### DATA SUPPLIED
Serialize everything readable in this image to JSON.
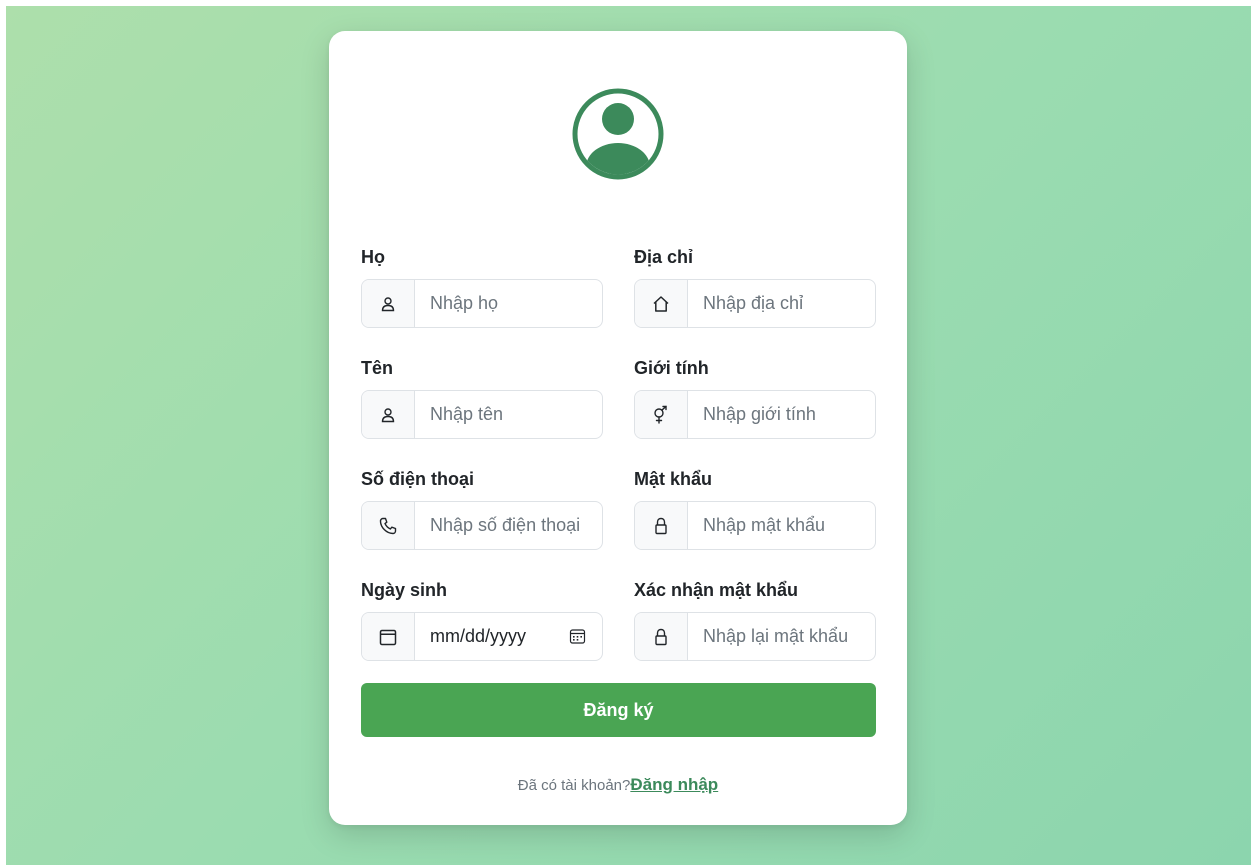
{
  "colors": {
    "accent": "#3c8a5b",
    "button": "#4aa553",
    "background_start": "#addfab",
    "background_end": "#8cd5ae"
  },
  "avatar": {
    "icon": "user-circle-icon"
  },
  "form": {
    "last_name": {
      "label": "Họ",
      "placeholder": "Nhập họ",
      "icon": "person-icon"
    },
    "first_name": {
      "label": "Tên",
      "placeholder": "Nhập tên",
      "icon": "person-icon"
    },
    "phone": {
      "label": "Số điện thoại",
      "placeholder": "Nhập số điện thoại",
      "icon": "phone-icon"
    },
    "birthday": {
      "label": "Ngày sinh",
      "value_placeholder": "mm/dd/yyyy",
      "icon": "calendar-icon",
      "picker_icon": "calendar-picker-icon"
    },
    "address": {
      "label": "Địa chỉ",
      "placeholder": "Nhập địa chỉ",
      "icon": "house-icon"
    },
    "gender": {
      "label": "Giới tính",
      "placeholder": "Nhập giới tính",
      "icon": "gender-icon"
    },
    "password": {
      "label": "Mật khẩu",
      "placeholder": "Nhập mật khẩu",
      "icon": "lock-icon"
    },
    "confirm_password": {
      "label": "Xác nhận mật khẩu",
      "placeholder": "Nhập lại mật khẩu",
      "icon": "lock-icon"
    },
    "submit_label": "Đăng ký"
  },
  "footer": {
    "prompt": "Đã có tài khoản?",
    "login_link": "Đăng nhập"
  }
}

### AIM
Read the entries and select each line where the word "khẩu" is found.

### EXERCISE RESPONSE
      "label": "Mật khẩu",
      "placeholder": "Nhập mật khẩu",
      "label": "Xác nhận mật khẩu",
      "placeholder": "Nhập lại mật khẩu",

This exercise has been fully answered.